> **Exercise**
Comb the records below for the string "JSON" and copy each line where it turns up.
####
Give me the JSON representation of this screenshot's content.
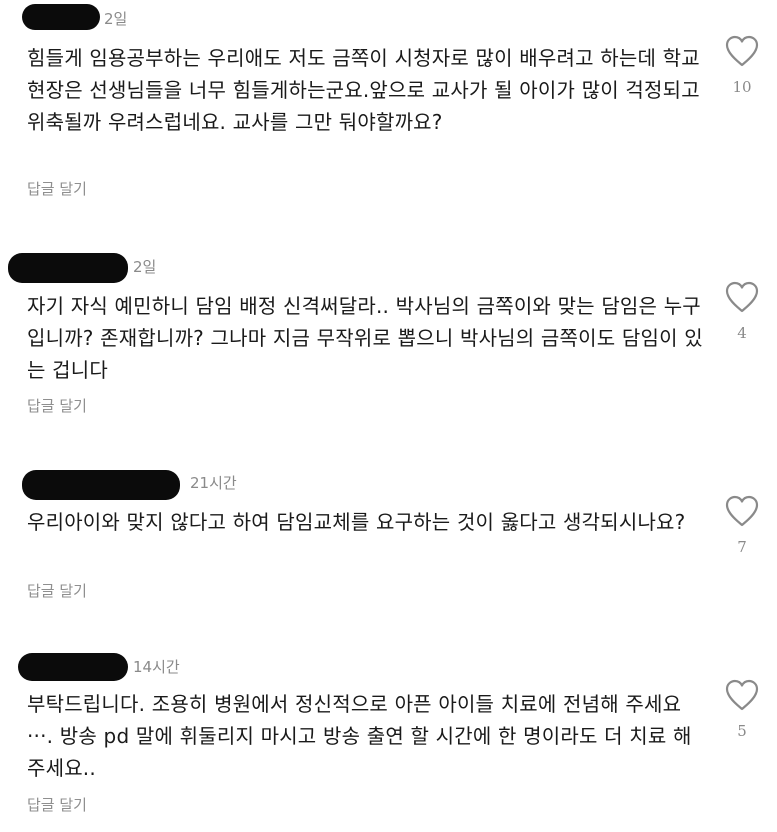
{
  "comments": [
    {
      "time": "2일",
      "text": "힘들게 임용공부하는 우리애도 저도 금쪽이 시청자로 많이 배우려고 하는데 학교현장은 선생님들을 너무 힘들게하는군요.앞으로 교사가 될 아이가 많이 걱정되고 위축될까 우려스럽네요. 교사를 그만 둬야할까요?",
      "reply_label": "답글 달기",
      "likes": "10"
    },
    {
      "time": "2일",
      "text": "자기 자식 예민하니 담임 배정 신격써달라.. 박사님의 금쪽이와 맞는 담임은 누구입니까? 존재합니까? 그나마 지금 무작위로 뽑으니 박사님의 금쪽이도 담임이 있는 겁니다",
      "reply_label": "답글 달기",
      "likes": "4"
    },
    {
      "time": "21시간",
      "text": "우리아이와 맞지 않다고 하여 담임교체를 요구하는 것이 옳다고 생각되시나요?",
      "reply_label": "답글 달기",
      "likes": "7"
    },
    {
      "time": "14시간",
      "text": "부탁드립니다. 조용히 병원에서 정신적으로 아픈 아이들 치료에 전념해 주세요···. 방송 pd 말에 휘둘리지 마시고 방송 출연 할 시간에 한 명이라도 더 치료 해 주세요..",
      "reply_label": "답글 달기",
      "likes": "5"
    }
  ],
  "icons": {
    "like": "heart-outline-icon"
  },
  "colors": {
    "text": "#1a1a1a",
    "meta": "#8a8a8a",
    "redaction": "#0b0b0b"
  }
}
####
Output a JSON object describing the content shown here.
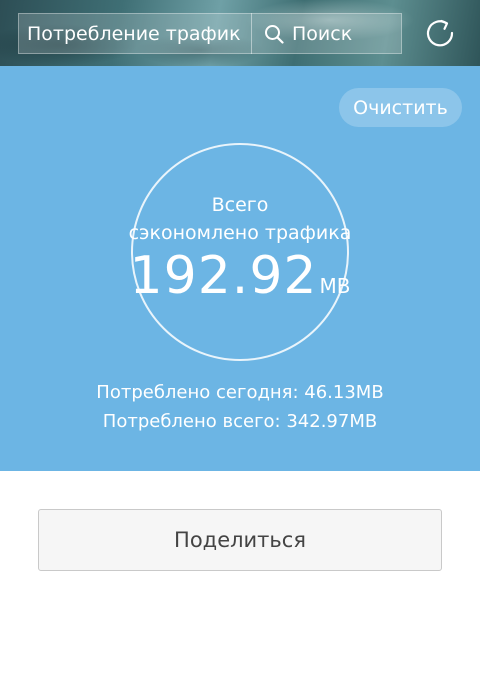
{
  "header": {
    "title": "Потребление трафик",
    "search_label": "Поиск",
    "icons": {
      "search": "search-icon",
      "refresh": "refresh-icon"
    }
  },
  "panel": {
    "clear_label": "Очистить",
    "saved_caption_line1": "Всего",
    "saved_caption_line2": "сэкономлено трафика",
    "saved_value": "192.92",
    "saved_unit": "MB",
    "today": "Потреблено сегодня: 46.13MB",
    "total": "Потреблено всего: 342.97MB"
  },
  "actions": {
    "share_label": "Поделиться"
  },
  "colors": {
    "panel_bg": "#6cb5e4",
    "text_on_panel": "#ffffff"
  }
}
####
> **The result**
Give me the JSON representation of this screenshot's content.
Output a JSON object describing the content shown here.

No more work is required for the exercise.